--- start of EXERCISE INPUTS ---
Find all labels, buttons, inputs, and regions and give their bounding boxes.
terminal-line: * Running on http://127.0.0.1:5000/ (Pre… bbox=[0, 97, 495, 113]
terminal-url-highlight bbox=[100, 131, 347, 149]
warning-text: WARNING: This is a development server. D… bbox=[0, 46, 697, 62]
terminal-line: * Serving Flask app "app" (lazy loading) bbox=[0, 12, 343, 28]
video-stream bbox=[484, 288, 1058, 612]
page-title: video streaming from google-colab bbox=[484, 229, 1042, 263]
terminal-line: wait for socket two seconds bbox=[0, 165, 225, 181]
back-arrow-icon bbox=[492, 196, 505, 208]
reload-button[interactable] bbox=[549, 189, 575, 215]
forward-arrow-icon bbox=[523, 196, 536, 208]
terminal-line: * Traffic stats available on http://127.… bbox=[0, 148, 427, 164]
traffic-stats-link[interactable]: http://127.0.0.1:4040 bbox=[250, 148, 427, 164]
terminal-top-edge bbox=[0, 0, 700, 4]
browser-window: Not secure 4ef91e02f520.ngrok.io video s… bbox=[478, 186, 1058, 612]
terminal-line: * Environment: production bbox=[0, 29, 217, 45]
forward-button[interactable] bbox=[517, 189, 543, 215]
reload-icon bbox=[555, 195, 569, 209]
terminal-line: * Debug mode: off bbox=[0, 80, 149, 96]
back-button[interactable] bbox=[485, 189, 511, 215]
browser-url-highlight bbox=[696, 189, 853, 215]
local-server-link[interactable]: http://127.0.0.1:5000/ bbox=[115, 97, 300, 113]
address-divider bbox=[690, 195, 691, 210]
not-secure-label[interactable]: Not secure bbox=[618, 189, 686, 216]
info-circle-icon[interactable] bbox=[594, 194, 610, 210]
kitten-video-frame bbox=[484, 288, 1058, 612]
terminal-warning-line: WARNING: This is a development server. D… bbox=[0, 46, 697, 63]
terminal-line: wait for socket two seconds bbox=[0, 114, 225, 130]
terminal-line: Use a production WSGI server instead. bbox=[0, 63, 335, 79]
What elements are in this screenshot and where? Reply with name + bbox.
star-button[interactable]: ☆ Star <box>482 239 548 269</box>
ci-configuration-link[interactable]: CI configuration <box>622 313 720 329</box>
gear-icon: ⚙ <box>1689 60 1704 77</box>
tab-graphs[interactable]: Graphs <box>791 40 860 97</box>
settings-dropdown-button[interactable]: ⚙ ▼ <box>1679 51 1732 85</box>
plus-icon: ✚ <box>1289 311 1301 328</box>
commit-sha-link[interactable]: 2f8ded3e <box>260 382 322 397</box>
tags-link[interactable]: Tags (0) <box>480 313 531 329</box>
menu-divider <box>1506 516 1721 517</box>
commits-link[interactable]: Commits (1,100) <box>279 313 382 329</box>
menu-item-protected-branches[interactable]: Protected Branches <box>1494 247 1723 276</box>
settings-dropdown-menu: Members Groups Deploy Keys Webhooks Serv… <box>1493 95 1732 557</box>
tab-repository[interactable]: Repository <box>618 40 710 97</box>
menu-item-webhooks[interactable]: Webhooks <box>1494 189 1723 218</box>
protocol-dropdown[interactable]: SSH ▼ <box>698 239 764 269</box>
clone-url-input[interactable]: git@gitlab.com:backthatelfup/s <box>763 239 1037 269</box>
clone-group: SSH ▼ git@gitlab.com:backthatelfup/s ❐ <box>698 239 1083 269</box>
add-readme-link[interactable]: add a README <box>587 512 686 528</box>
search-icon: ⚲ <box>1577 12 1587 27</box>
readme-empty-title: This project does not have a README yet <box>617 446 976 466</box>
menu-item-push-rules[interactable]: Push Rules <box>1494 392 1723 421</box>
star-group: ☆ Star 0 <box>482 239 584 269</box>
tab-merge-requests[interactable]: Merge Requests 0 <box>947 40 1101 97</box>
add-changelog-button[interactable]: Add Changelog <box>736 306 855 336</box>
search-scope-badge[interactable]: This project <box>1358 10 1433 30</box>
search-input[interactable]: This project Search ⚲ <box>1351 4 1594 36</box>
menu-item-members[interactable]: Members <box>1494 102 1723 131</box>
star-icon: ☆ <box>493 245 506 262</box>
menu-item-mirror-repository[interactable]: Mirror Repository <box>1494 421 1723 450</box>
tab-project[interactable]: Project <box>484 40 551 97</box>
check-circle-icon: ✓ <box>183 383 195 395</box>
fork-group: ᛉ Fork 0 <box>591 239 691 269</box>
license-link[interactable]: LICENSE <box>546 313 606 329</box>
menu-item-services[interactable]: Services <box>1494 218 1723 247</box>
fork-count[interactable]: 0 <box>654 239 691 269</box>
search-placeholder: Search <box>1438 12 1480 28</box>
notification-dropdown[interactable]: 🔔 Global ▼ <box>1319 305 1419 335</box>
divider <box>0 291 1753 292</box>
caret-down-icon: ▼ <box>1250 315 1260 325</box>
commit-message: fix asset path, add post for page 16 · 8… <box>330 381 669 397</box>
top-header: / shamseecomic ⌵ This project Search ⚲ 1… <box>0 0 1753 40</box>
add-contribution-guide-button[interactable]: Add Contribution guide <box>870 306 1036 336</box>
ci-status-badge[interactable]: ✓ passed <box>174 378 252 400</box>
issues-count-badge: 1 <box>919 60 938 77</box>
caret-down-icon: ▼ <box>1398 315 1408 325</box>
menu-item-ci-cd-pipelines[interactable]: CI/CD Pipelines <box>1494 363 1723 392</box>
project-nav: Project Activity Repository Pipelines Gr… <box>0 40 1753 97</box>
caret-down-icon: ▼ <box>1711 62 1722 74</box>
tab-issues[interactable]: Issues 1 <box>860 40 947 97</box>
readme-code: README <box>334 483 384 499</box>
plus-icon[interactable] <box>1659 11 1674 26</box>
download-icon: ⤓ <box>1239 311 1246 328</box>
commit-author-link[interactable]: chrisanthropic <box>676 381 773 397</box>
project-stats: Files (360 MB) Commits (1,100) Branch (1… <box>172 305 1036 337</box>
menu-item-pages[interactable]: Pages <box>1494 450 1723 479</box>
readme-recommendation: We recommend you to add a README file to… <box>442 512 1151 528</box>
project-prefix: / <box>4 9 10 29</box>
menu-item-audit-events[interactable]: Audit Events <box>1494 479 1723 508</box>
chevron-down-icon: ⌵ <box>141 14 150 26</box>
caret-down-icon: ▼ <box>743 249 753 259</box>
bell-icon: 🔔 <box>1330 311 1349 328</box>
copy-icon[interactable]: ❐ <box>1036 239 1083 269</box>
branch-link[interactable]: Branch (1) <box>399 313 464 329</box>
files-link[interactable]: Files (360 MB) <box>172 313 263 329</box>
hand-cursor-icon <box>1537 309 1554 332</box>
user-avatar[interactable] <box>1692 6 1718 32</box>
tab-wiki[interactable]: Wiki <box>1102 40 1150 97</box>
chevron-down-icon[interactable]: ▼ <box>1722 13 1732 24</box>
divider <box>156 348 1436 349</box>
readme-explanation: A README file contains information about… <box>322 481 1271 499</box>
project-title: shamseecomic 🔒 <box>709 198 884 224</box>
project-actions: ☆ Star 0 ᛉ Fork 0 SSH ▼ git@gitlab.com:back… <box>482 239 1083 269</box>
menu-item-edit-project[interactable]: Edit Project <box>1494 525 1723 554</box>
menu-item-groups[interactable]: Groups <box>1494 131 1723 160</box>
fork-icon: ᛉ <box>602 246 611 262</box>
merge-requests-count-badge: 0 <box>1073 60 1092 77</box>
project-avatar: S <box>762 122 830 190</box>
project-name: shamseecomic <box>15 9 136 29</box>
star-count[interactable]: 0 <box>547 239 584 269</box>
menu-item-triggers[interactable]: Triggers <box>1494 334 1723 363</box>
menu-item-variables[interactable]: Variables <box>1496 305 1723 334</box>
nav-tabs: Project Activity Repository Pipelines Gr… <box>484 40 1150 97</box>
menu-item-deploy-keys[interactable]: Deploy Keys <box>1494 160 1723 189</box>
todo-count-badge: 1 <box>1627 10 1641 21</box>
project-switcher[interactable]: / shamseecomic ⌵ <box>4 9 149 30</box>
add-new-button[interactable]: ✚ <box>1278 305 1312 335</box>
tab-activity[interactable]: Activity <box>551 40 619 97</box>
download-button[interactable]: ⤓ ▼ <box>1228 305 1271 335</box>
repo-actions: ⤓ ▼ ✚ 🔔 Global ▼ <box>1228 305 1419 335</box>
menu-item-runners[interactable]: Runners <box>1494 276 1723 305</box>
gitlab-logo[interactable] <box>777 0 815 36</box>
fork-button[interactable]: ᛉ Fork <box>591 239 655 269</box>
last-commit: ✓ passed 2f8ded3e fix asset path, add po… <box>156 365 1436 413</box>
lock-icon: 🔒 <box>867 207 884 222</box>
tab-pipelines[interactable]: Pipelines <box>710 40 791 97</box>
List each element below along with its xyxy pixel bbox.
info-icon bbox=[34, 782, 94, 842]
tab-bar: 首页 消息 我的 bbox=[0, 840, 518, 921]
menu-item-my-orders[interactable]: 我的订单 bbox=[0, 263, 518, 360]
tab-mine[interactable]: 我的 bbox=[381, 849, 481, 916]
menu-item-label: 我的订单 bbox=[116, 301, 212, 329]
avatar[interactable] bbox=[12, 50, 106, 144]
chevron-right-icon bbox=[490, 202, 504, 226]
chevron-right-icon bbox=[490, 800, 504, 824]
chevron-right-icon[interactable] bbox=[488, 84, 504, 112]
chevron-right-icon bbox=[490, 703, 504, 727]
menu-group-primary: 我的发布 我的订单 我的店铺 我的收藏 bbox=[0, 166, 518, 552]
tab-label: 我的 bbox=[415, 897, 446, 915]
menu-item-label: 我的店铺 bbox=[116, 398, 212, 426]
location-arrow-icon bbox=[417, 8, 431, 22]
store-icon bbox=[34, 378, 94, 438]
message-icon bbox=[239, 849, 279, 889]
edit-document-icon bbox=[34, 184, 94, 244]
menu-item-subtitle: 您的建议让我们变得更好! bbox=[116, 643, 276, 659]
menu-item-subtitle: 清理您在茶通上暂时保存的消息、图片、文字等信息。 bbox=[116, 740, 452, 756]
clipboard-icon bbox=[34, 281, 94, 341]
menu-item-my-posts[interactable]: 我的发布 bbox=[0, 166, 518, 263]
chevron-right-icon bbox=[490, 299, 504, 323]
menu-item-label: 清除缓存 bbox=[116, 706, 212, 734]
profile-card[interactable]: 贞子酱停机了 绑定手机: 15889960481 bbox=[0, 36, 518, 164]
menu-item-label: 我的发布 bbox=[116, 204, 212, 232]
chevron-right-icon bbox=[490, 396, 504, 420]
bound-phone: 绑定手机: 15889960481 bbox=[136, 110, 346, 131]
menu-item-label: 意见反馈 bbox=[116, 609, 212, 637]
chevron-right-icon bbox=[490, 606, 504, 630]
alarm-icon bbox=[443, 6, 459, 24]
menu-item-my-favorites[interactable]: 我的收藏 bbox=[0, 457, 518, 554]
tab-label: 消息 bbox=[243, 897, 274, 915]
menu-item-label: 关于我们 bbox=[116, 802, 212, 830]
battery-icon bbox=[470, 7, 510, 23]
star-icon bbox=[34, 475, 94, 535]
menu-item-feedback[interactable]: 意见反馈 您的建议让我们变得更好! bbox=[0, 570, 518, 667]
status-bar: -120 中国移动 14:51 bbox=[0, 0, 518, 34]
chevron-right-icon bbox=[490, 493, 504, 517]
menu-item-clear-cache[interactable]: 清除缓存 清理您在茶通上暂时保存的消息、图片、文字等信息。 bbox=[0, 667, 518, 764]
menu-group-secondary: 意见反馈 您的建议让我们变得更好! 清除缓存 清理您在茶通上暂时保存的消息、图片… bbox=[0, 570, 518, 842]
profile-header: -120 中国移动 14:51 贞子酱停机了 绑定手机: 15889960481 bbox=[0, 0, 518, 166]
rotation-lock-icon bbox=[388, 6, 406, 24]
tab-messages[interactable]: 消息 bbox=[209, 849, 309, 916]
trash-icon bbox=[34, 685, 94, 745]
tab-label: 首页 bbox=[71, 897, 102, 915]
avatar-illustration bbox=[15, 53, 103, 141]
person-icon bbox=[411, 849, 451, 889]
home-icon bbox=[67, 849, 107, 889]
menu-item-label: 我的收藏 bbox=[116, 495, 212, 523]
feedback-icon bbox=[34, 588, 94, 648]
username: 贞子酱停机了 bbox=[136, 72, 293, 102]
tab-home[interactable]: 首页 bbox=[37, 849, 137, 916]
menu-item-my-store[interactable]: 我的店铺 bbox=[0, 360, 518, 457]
--- end of EXERCISE INPUTS ---
◆ **WRITTEN EXERCISE**:
How many lines in the items above contain the string "seconds"? Reply with the number only.

◆ **SOLVED EXERCISE**:
2